## WHAT YOU SHOULD DO
Give the listing below again in full, exactly as written.

## DATASET RECORDS
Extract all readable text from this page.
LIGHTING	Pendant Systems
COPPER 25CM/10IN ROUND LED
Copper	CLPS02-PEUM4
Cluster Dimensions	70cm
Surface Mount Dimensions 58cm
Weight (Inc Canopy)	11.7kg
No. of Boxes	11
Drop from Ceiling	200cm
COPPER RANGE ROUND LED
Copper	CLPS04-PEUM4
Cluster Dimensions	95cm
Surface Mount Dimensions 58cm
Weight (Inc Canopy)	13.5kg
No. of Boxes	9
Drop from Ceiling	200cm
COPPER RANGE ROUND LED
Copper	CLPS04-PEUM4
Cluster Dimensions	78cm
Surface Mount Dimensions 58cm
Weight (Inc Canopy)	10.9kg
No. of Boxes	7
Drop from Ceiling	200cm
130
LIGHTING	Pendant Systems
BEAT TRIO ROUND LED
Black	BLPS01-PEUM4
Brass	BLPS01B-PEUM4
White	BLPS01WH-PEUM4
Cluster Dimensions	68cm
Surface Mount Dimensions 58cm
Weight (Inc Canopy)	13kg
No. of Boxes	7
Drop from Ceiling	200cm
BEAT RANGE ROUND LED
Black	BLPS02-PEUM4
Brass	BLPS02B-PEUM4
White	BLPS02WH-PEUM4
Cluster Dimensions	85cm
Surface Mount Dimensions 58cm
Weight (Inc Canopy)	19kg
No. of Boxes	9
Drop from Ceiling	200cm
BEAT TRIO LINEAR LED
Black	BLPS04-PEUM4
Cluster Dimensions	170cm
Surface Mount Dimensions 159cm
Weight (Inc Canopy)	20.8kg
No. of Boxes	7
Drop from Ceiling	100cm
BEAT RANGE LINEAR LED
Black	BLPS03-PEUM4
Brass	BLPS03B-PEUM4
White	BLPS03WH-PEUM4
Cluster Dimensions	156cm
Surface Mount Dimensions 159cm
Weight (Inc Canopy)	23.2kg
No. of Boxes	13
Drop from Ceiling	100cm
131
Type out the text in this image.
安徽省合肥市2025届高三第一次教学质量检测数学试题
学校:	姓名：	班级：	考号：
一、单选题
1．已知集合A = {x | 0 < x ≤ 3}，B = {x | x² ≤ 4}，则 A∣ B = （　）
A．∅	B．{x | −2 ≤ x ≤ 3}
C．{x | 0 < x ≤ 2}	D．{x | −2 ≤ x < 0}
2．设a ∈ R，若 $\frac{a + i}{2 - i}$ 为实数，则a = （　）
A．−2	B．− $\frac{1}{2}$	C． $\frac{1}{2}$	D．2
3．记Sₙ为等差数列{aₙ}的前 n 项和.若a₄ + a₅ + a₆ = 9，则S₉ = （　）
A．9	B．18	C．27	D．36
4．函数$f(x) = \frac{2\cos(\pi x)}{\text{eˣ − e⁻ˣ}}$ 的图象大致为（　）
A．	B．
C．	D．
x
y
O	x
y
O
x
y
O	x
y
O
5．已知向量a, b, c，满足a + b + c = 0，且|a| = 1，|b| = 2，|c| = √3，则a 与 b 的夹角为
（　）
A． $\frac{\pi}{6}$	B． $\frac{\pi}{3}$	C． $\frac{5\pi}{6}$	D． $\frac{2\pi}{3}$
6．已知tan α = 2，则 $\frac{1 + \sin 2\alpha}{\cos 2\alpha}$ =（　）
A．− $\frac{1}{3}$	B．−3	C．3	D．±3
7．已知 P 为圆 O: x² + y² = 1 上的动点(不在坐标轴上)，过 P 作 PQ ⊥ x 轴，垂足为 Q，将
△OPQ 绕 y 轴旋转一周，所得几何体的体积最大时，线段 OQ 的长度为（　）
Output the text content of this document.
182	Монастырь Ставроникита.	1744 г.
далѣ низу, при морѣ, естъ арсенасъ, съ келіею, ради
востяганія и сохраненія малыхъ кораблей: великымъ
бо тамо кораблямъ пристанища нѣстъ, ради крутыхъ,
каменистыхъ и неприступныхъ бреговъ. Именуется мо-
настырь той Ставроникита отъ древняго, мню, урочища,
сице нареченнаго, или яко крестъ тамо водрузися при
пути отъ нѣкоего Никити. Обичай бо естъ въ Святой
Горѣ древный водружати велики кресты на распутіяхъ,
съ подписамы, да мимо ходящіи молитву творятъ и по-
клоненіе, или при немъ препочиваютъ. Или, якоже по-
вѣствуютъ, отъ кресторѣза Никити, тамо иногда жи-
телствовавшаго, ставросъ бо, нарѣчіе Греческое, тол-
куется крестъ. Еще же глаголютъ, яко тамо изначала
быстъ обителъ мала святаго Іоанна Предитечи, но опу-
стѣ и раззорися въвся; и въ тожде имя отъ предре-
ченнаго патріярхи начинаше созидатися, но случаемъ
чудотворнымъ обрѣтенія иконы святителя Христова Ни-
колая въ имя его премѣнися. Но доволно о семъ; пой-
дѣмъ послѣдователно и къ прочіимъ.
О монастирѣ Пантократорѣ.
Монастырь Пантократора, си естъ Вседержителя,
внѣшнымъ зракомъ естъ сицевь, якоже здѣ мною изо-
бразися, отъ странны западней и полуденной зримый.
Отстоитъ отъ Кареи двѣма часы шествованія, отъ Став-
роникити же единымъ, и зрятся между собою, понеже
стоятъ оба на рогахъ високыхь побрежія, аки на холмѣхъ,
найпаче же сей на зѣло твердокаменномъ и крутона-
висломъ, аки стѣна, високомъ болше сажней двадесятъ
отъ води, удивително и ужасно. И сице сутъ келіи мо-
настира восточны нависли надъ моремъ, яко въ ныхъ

## EXPECTED ANSWER
Extract all readable text from this page.
LIGHTING	Pendant Systems
COPPER 25CM/10IN ROUND LED
Copper	CLPS02-PEUM4
Cluster Dimensions	70cm
Surface Mount Dimensions 58cm
Weight (Inc Canopy)	11.7kg
No. of Boxes	11
Drop from Ceiling	200cm
COPPER RANGE ROUND LED
Copper	CLPS04-PEUM4
Cluster Dimensions	95cm
Surface Mount Dimensions 58cm
Weight (Inc Canopy)	13.5kg
No. of Boxes	9
Drop from Ceiling	200cm
COPPER RANGE ROUND LED
Copper	CLPS04-PEUM4
Cluster Dimensions	78cm
Surface Mount Dimensions 58cm
Weight (Inc Canopy)	10.9kg
No. of Boxes	7
Drop from Ceiling	200cm
130
LIGHTING	Pendant Systems
BEAT TRIO ROUND LED
Black	BLPS01-PEUM4
Brass	BLPS01B-PEUM4
White	BLPS01WH-PEUM4
Cluster Dimensions	68cm
Surface Mount Dimensions 58cm
Weight (Inc Canopy)	13kg
No. of Boxes	7
Drop from Ceiling	200cm
BEAT RANGE ROUND LED
Black	BLPS02-PEUM4
Brass	BLPS02B-PEUM4
White	BLPS02WH-PEUM4
Cluster Dimensions	85cm
Surface Mount Dimensions 58cm
Weight (Inc Canopy)	19kg
No. of Boxes	9
Drop from Ceiling	200cm
BEAT TRIO LINEAR LED
Black	BLPS04-PEUM4
Cluster Dimensions	170cm
Surface Mount Dimensions 159cm
Weight (Inc Canopy)	20.8kg
No. of Boxes	7
Drop from Ceiling	100cm
BEAT RANGE LINEAR LED
Black	BLPS03-PEUM4
Brass	BLPS03B-PEUM4
White	BLPS03WH-PEUM4
Cluster Dimensions	156cm
Surface Mount Dimensions 159cm
Weight (Inc Canopy)	23.2kg
No. of Boxes	13
Drop from Ceiling	100cm
131
Type out the text in this image.
安徽省合肥市2025届高三第一次教学质量检测数学试题
学校:	姓名：	班级：	考号：
一、单选题
1．已知集合A = {x | 0 < x ≤ 3}，B = {x | x² ≤ 4}，则 A∣ B = （　）
A．∅	B．{x | −2 ≤ x ≤ 3}
C．{x | 0 < x ≤ 2}	D．{x | −2 ≤ x < 0}
2．设a ∈ R，若 $\frac{a + i}{2 - i}$ 为实数，则a = （　）
A．−2	B．− $\frac{1}{2}$	C． $\frac{1}{2}$	D．2
3．记Sₙ为等差数列{aₙ}的前 n 项和.若a₄ + a₅ + a₆ = 9，则S₉ = （　）
A．9	B．18	C．27	D．36
4．函数$f(x) = \frac{2\cos(\pi x)}{\text{eˣ − e⁻ˣ}}$ 的图象大致为（　）
A．	B．
C．	D．
x
y
O	x
y
O
x
y
O	x
y
O
5．已知向量a, b, c，满足a + b + c = 0，且|a| = 1，|b| = 2，|c| = √3，则a 与 b 的夹角为
（　）
A． $\frac{\pi}{6}$	B． $\frac{\pi}{3}$	C． $\frac{5\pi}{6}$	D． $\frac{2\pi}{3}$
6．已知tan α = 2，则 $\frac{1 + \sin 2\alpha}{\cos 2\alpha}$ =（　）
A．− $\frac{1}{3}$	B．−3	C．3	D．±3
7．已知 P 为圆 O: x² + y² = 1 上的动点(不在坐标轴上)，过 P 作 PQ ⊥ x 轴，垂足为 Q，将
△OPQ 绕 y 轴旋转一周，所得几何体的体积最大时，线段 OQ 的长度为（　）
Output the text content of this document.
182	Монастырь Ставроникита.	1744 г.
далѣ низу, при морѣ, естъ арсенасъ, съ келіею, ради
востяганія и сохраненія малыхъ кораблей: великымъ
бо тамо кораблямъ пристанища нѣстъ, ради крутыхъ,
каменистыхъ и неприступныхъ бреговъ. Именуется мо-
настырь той Ставроникита отъ древняго, мню, урочища,
сице нареченнаго, или яко крестъ тамо водрузися при
пути отъ нѣкоего Никити. Обичай бо естъ въ Святой
Горѣ древный водружати велики кресты на распутіяхъ,
съ подписамы, да мимо ходящіи молитву творятъ и по-
клоненіе, или при немъ препочиваютъ. Или, якоже по-
вѣствуютъ, отъ кресторѣза Никити, тамо иногда жи-
телствовавшаго, ставросъ бо, нарѣчіе Греческое, тол-
куется крестъ. Еще же глаголютъ, яко тамо изначала
быстъ обителъ мала святаго Іоанна Предитечи, но опу-
стѣ и раззорися въвся; и въ тожде имя отъ предре-
ченнаго патріярхи начинаше созидатися, но случаемъ
чудотворнымъ обрѣтенія иконы святителя Христова Ни-
колая въ имя его премѣнися. Но доволно о семъ; пой-
дѣмъ послѣдователно и къ прочіимъ.
О монастирѣ Пантократорѣ.
Монастырь Пантократора, си естъ Вседержителя,
внѣшнымъ зракомъ естъ сицевь, якоже здѣ мною изо-
бразися, отъ странны западней и полуденной зримый.
Отстоитъ отъ Кареи двѣма часы шествованія, отъ Став-
роникити же единымъ, и зрятся между собою, понеже
стоятъ оба на рогахъ високыхь побрежія, аки на холмѣхъ,
найпаче же сей на зѣло твердокаменномъ и крутона-
висломъ, аки стѣна, високомъ болше сажней двадесятъ
отъ води, удивително и ужасно. И сице сутъ келіи мо-
настира восточны нависли надъ моремъ, яко въ ныхъ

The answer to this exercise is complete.